#### WHAT YOU NEED TO DO:
From the entries that follow, gather each line holding the word "symbol".

#### RECORDS FOR THE TASK:
>> Start
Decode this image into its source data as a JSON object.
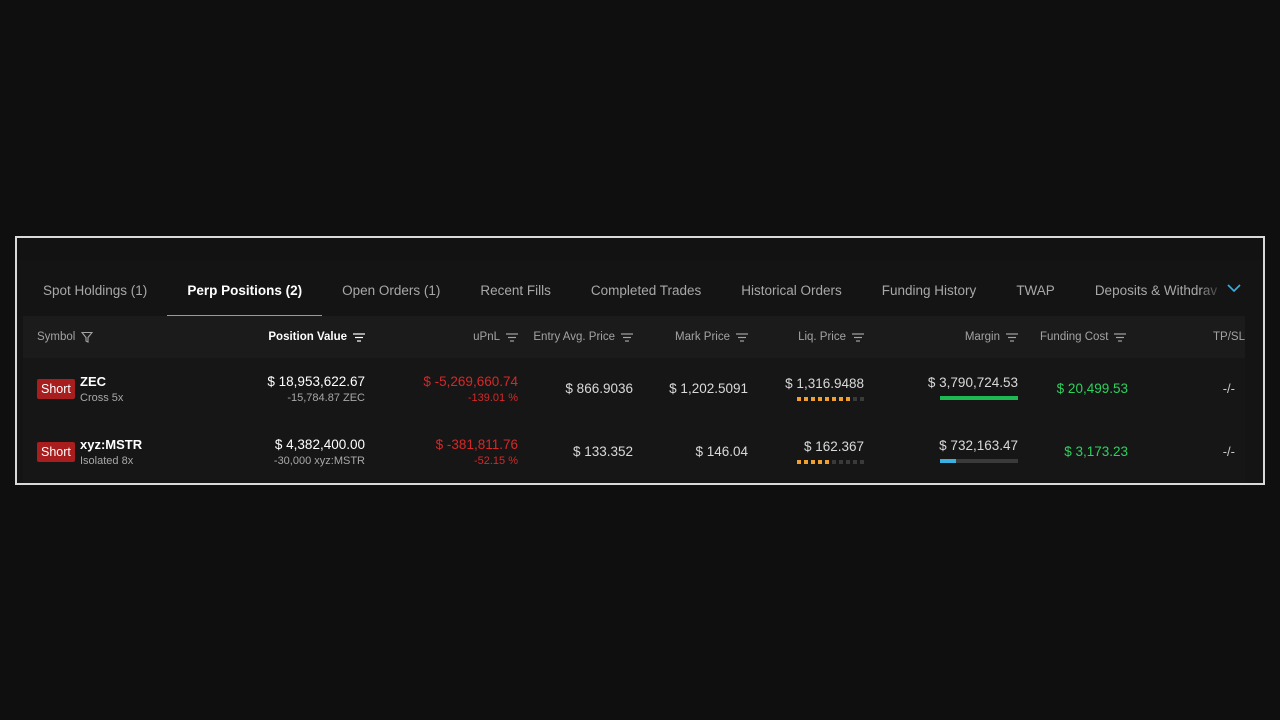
{
  "tabs": [
    {
      "label": "Spot Holdings (1)",
      "active": false
    },
    {
      "label": "Perp Positions (2)",
      "active": true
    },
    {
      "label": "Open Orders (1)",
      "active": false
    },
    {
      "label": "Recent Fills",
      "active": false
    },
    {
      "label": "Completed Trades",
      "active": false
    },
    {
      "label": "Historical Orders",
      "active": false
    },
    {
      "label": "Funding History",
      "active": false
    },
    {
      "label": "TWAP",
      "active": false
    },
    {
      "label": "Deposits & Withdrav",
      "active": false
    }
  ],
  "columns": {
    "symbol": "Symbol",
    "position_value": "Position Value",
    "upnl": "uPnL",
    "entry": "Entry Avg. Price",
    "mark": "Mark Price",
    "liq": "Liq. Price",
    "margin": "Margin",
    "funding": "Funding Cost",
    "tpsl": "TP/SL"
  },
  "rows": [
    {
      "side": "Short",
      "symbol": "ZEC",
      "mode": "Cross 5x",
      "position_value": "$ 18,953,622.67",
      "position_size": "-15,784.87 ZEC",
      "upnl": "$ -5,269,660.74",
      "upnl_pct": "-139.01 %",
      "entry": "$ 866.9036",
      "mark": "$ 1,202.5091",
      "liq": "$ 1,316.9488",
      "liq_risk_level": 8,
      "margin": "$ 3,790,724.53",
      "margin_bar_fraction": 1.0,
      "margin_bar_color": "#1fb954",
      "funding": "$ 20,499.53",
      "tpsl": "-/-"
    },
    {
      "side": "Short",
      "symbol": "xyz:MSTR",
      "mode": "Isolated 8x",
      "position_value": "$ 4,382,400.00",
      "position_size": "-30,000 xyz:MSTR",
      "upnl": "$ -381,811.76",
      "upnl_pct": "-52.15 %",
      "entry": "$ 133.352",
      "mark": "$ 146.04",
      "liq": "$ 162.367",
      "liq_risk_level": 5,
      "margin": "$ 732,163.47",
      "margin_bar_fraction": 0.2,
      "margin_bar_color": "#3ab0e0",
      "funding": "$ 3,173.23",
      "tpsl": "-/-"
    }
  ],
  "colors": {
    "negative": "#d62828",
    "positive": "#2fd05e",
    "short_badge": "#a81d1d",
    "liq_dot_on": "#f0a030",
    "accent_chevron": "#3ab0e0"
  }
}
>> End
#### ANSWER BELOW:
    "symbol": "Symbol",
      "symbol": "ZEC",
      "symbol": "xyz:MSTR",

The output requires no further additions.